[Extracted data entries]
* BEGIN *
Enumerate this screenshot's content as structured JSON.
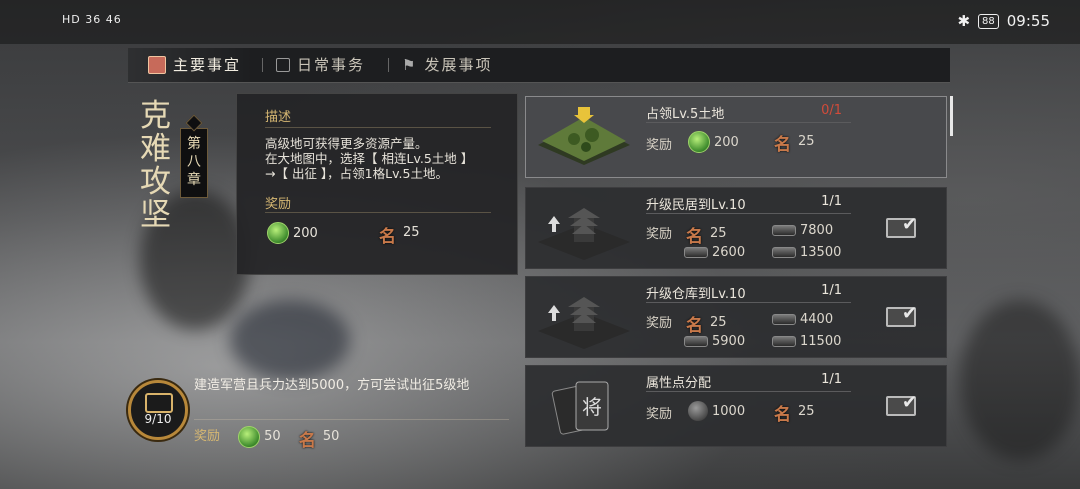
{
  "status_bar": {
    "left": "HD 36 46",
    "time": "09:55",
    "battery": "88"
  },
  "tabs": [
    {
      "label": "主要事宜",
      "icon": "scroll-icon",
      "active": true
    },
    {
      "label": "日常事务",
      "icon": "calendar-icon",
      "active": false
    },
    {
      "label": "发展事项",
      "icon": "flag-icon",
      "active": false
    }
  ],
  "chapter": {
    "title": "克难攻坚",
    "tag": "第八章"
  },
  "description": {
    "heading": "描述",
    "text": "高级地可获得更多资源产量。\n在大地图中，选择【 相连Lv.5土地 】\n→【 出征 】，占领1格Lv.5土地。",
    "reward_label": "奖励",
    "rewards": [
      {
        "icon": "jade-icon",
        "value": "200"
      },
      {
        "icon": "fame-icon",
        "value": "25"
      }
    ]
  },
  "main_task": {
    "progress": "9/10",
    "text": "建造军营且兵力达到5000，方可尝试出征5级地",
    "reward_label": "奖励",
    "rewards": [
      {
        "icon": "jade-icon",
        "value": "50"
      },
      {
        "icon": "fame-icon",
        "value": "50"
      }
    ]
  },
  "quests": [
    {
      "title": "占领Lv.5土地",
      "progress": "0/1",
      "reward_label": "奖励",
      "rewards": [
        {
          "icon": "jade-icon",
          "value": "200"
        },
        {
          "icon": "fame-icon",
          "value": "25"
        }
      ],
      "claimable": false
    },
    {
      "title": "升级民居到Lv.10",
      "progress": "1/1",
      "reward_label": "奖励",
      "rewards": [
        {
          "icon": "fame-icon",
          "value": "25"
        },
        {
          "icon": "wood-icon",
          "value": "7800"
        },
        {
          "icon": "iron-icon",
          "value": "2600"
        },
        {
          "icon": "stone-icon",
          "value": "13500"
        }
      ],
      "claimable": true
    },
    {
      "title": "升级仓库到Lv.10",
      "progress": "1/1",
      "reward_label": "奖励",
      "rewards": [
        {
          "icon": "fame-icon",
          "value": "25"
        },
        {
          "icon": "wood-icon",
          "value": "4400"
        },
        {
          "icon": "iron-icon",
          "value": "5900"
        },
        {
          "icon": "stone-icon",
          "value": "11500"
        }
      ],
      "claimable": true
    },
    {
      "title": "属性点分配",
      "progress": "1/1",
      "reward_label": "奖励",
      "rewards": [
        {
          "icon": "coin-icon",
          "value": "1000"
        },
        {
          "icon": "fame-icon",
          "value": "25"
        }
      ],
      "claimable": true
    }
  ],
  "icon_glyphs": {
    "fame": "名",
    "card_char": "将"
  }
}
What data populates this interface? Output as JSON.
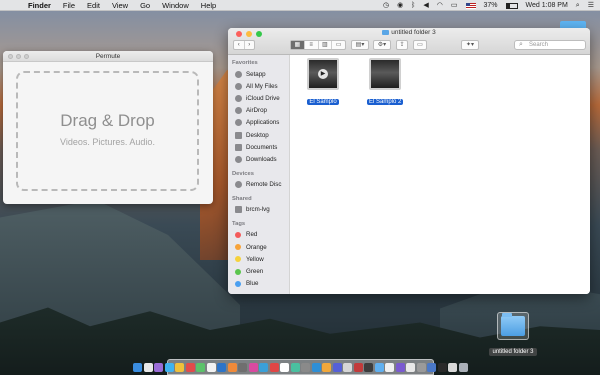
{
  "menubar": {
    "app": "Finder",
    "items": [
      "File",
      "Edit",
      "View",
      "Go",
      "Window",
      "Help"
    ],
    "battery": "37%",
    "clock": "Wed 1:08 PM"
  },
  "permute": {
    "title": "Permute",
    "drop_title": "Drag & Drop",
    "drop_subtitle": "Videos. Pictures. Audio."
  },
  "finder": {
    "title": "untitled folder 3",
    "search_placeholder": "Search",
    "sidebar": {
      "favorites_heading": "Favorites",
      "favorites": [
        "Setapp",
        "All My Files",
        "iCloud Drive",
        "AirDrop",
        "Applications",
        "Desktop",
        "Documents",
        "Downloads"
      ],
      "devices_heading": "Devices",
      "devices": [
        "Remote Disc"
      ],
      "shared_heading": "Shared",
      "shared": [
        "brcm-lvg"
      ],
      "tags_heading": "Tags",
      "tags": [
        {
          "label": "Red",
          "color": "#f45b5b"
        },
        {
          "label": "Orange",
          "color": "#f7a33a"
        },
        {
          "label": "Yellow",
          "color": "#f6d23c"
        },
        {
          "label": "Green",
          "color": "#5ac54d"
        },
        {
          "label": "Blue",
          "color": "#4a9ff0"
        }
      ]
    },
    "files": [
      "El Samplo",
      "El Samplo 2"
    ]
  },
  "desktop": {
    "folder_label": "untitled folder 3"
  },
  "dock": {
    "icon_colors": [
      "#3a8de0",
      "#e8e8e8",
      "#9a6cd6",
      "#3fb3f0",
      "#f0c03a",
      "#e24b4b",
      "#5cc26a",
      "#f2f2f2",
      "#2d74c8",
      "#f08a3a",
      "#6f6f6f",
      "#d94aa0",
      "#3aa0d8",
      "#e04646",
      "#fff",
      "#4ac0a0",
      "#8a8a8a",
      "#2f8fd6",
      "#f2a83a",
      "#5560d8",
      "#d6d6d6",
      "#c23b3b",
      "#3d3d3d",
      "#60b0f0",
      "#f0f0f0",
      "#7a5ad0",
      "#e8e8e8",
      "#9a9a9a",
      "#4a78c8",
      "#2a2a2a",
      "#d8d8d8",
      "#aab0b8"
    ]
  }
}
* END *
Short problem:
The records above need to be given again exactly. Omit the pictures.

Result for this exercise:
Enumerate this screenshot's content as structured JSON.
{
  "status_bar": {
    "left": "HD 36 46",
    "time": "09:55",
    "battery": "88"
  },
  "tabs": [
    {
      "label": "主要事宜",
      "icon": "scroll-icon",
      "active": true
    },
    {
      "label": "日常事务",
      "icon": "calendar-icon",
      "active": false
    },
    {
      "label": "发展事项",
      "icon": "flag-icon",
      "active": false
    }
  ],
  "chapter": {
    "title": "克难攻坚",
    "tag": "第八章"
  },
  "description": {
    "heading": "描述",
    "text": "高级地可获得更多资源产量。\n在大地图中，选择【 相连Lv.5土地 】\n→【 出征 】，占领1格Lv.5土地。",
    "reward_label": "奖励",
    "rewards": [
      {
        "icon": "jade-icon",
        "value": "200"
      },
      {
        "icon": "fame-icon",
        "value": "25"
      }
    ]
  },
  "main_task": {
    "progress": "9/10",
    "text": "建造军营且兵力达到5000，方可尝试出征5级地",
    "reward_label": "奖励",
    "rewards": [
      {
        "icon": "jade-icon",
        "value": "50"
      },
      {
        "icon": "fame-icon",
        "value": "50"
      }
    ]
  },
  "quests": [
    {
      "title": "占领Lv.5土地",
      "progress": "0/1",
      "reward_label": "奖励",
      "rewards": [
        {
          "icon": "jade-icon",
          "value": "200"
        },
        {
          "icon": "fame-icon",
          "value": "25"
        }
      ],
      "claimable": false
    },
    {
      "title": "升级民居到Lv.10",
      "progress": "1/1",
      "reward_label": "奖励",
      "rewards": [
        {
          "icon": "fame-icon",
          "value": "25"
        },
        {
          "icon": "wood-icon",
          "value": "7800"
        },
        {
          "icon": "iron-icon",
          "value": "2600"
        },
        {
          "icon": "stone-icon",
          "value": "13500"
        }
      ],
      "claimable": true
    },
    {
      "title": "升级仓库到Lv.10",
      "progress": "1/1",
      "reward_label": "奖励",
      "rewards": [
        {
          "icon": "fame-icon",
          "value": "25"
        },
        {
          "icon": "wood-icon",
          "value": "4400"
        },
        {
          "icon": "iron-icon",
          "value": "5900"
        },
        {
          "icon": "stone-icon",
          "value": "11500"
        }
      ],
      "claimable": true
    },
    {
      "title": "属性点分配",
      "progress": "1/1",
      "reward_label": "奖励",
      "rewards": [
        {
          "icon": "coin-icon",
          "value": "1000"
        },
        {
          "icon": "fame-icon",
          "value": "25"
        }
      ],
      "claimable": true
    }
  ],
  "icon_glyphs": {
    "fame": "名",
    "card_char": "将"
  }
}
What data populates this interface? Output as JSON.
{
  "menubar": {
    "app": "Finder",
    "items": [
      "File",
      "Edit",
      "View",
      "Go",
      "Window",
      "Help"
    ],
    "battery": "37%",
    "clock": "Wed 1:08 PM"
  },
  "permute": {
    "title": "Permute",
    "drop_title": "Drag & Drop",
    "drop_subtitle": "Videos. Pictures. Audio."
  },
  "finder": {
    "title": "untitled folder 3",
    "search_placeholder": "Search",
    "sidebar": {
      "favorites_heading": "Favorites",
      "favorites": [
        "Setapp",
        "All My Files",
        "iCloud Drive",
        "AirDrop",
        "Applications",
        "Desktop",
        "Documents",
        "Downloads"
      ],
      "devices_heading": "Devices",
      "devices": [
        "Remote Disc"
      ],
      "shared_heading": "Shared",
      "shared": [
        "brcm-lvg"
      ],
      "tags_heading": "Tags",
      "tags": [
        {
          "label": "Red",
          "color": "#f45b5b"
        },
        {
          "label": "Orange",
          "color": "#f7a33a"
        },
        {
          "label": "Yellow",
          "color": "#f6d23c"
        },
        {
          "label": "Green",
          "color": "#5ac54d"
        },
        {
          "label": "Blue",
          "color": "#4a9ff0"
        }
      ]
    },
    "files": [
      "El Samplo",
      "El Samplo 2"
    ]
  },
  "desktop": {
    "folder_label": "untitled folder 3"
  },
  "dock": {
    "icon_colors": [
      "#3a8de0",
      "#e8e8e8",
      "#9a6cd6",
      "#3fb3f0",
      "#f0c03a",
      "#e24b4b",
      "#5cc26a",
      "#f2f2f2",
      "#2d74c8",
      "#f08a3a",
      "#6f6f6f",
      "#d94aa0",
      "#3aa0d8",
      "#e04646",
      "#fff",
      "#4ac0a0",
      "#8a8a8a",
      "#2f8fd6",
      "#f2a83a",
      "#5560d8",
      "#d6d6d6",
      "#c23b3b",
      "#3d3d3d",
      "#60b0f0",
      "#f0f0f0",
      "#7a5ad0",
      "#e8e8e8",
      "#9a9a9a",
      "#4a78c8",
      "#2a2a2a",
      "#d8d8d8",
      "#aab0b8"
    ]
  }
}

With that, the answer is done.